# Entries shown start
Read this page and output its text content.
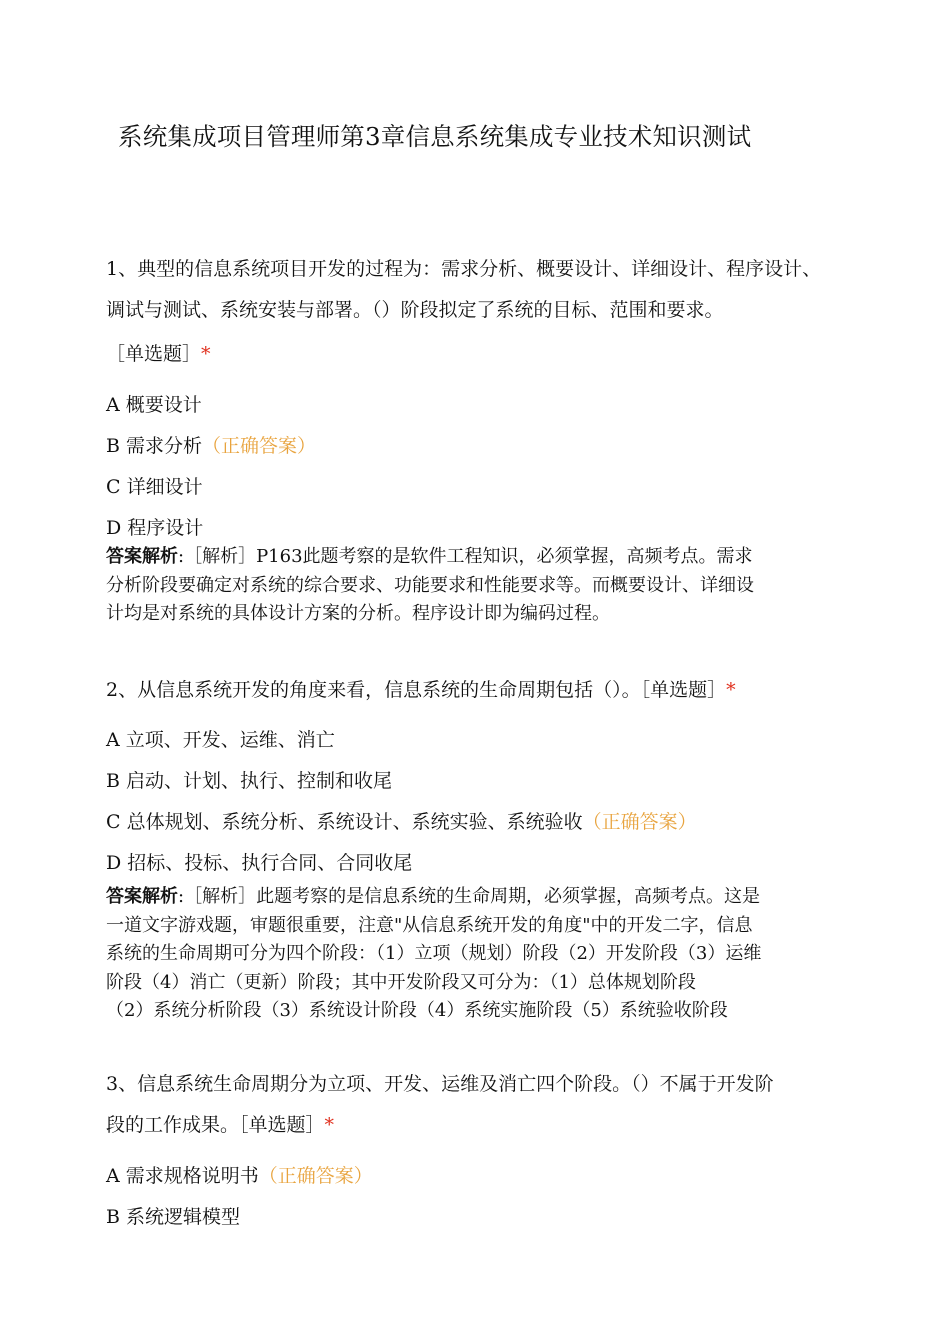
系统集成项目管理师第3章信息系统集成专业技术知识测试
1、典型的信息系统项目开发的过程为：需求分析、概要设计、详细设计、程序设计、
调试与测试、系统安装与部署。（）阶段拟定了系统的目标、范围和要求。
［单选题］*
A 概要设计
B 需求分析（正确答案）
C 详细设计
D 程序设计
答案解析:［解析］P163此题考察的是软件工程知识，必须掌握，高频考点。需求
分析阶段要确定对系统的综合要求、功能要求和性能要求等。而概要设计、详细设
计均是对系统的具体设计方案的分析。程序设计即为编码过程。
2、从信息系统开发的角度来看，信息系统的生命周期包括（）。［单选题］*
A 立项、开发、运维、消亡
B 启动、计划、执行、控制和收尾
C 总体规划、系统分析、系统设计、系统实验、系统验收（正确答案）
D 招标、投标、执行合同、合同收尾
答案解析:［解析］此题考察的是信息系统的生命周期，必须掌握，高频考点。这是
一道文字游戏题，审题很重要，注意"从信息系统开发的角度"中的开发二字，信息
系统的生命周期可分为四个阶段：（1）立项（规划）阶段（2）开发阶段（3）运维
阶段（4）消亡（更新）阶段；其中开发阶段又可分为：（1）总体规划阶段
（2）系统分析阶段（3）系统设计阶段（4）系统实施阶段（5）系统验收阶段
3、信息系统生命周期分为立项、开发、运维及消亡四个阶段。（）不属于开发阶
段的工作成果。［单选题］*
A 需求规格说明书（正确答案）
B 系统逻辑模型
# Entries shown end
# Entries shown start
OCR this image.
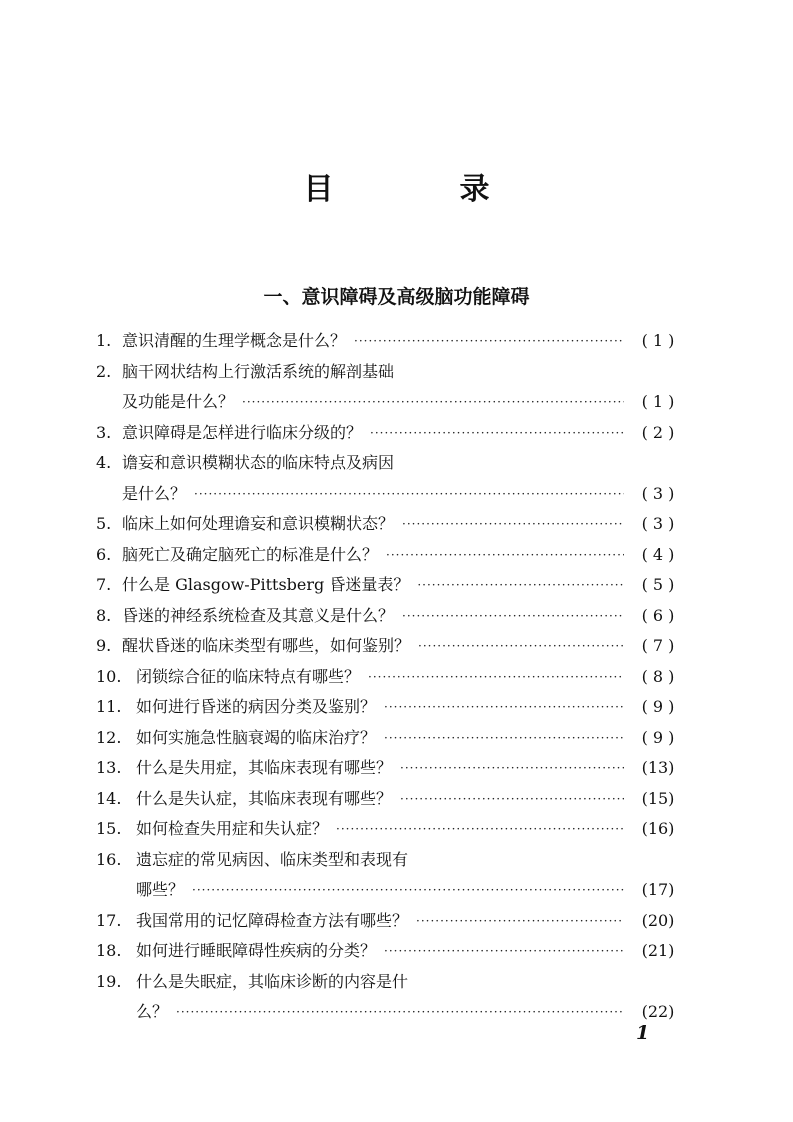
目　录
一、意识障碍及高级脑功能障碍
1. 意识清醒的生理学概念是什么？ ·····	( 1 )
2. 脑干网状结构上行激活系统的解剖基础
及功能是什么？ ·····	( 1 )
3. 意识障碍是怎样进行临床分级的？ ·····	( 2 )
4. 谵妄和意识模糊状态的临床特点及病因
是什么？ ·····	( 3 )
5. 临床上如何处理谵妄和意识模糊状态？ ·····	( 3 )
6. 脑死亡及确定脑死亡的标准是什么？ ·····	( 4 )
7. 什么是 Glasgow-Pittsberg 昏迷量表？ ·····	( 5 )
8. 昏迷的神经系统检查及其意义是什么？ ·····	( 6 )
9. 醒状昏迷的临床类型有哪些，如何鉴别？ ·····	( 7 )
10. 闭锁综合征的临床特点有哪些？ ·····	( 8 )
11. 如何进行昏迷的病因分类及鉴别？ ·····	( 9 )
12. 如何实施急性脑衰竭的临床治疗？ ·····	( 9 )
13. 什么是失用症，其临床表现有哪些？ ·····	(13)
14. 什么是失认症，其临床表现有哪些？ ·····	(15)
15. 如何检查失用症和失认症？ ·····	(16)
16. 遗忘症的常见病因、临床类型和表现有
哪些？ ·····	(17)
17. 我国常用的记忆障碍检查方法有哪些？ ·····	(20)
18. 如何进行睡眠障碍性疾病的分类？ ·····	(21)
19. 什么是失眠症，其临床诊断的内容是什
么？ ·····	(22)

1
# Entries shown end
# Entries shown start
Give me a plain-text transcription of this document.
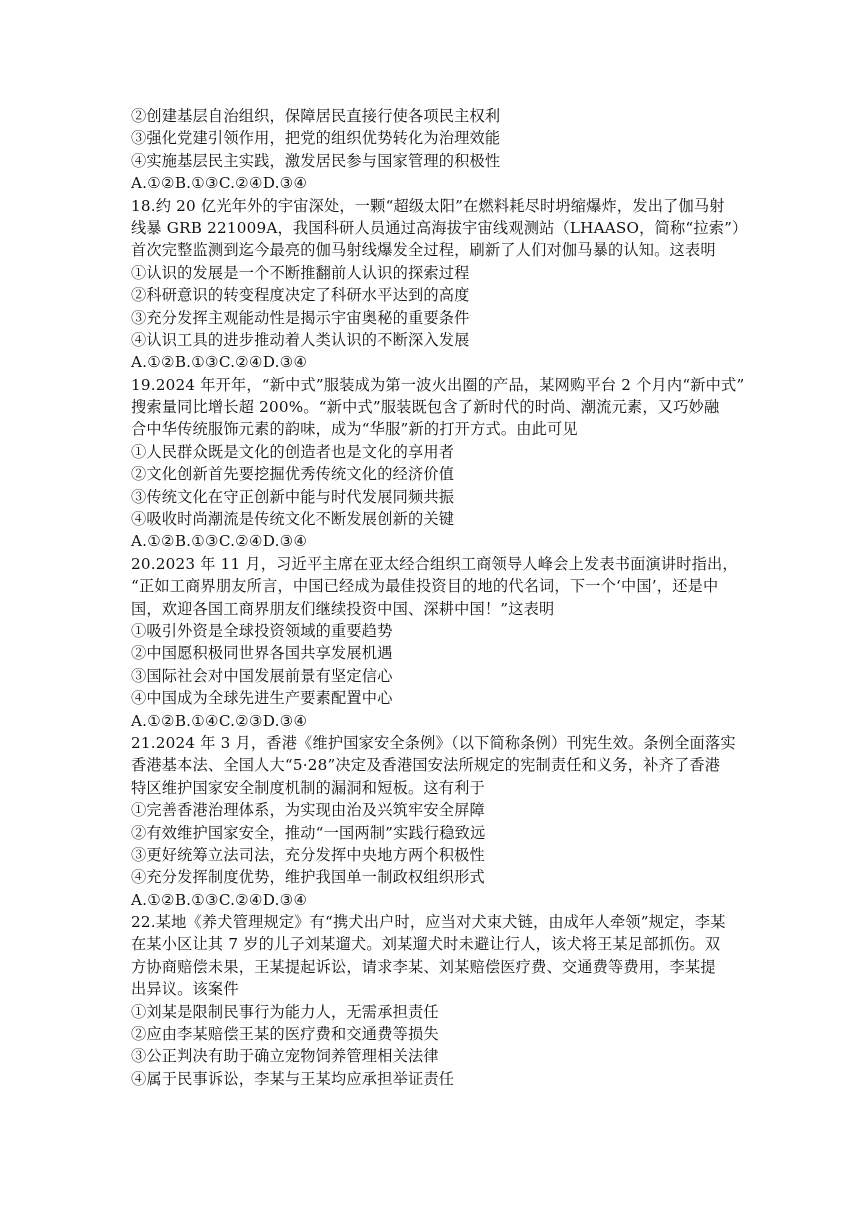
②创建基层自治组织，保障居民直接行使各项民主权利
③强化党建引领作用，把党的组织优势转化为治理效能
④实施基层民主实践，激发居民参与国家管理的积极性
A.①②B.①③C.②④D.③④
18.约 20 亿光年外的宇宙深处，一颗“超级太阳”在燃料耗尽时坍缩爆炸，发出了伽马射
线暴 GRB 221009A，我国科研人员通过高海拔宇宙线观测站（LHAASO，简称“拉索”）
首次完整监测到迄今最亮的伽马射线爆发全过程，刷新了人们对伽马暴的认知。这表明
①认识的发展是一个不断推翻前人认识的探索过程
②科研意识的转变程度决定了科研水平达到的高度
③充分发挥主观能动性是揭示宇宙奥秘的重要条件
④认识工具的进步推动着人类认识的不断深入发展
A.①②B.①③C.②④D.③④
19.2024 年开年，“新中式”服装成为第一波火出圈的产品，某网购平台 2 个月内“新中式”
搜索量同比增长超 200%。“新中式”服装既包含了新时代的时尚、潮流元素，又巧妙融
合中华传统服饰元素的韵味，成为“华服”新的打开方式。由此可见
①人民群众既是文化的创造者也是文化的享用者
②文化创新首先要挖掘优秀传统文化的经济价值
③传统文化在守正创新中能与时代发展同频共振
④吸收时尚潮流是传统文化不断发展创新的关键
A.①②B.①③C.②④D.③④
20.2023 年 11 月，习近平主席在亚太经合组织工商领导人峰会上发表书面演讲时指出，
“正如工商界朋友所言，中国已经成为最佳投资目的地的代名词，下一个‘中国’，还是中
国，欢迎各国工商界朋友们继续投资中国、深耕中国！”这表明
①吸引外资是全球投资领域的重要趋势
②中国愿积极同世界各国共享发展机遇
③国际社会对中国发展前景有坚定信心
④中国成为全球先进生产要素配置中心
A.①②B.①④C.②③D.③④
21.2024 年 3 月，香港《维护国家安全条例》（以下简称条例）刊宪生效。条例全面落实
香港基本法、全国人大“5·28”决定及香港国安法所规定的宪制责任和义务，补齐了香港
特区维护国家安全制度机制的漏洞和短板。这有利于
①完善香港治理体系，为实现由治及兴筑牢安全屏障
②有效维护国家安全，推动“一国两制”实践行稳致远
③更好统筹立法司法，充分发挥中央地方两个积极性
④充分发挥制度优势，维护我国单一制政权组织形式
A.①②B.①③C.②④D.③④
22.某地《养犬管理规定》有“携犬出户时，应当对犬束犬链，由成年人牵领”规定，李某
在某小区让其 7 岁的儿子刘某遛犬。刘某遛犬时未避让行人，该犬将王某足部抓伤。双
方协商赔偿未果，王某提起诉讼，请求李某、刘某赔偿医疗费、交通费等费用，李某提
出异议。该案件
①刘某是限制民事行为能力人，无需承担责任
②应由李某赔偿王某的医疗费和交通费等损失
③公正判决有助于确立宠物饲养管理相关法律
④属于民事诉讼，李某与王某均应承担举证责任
# Entries shown end
## Exercise task
Only lines with the word "详细设计" should be collected from the material.

## Task output
1、典型的信息系统项目开发的过程为：需求分析、概要设计、详细设计、程序设计、
C 详细设计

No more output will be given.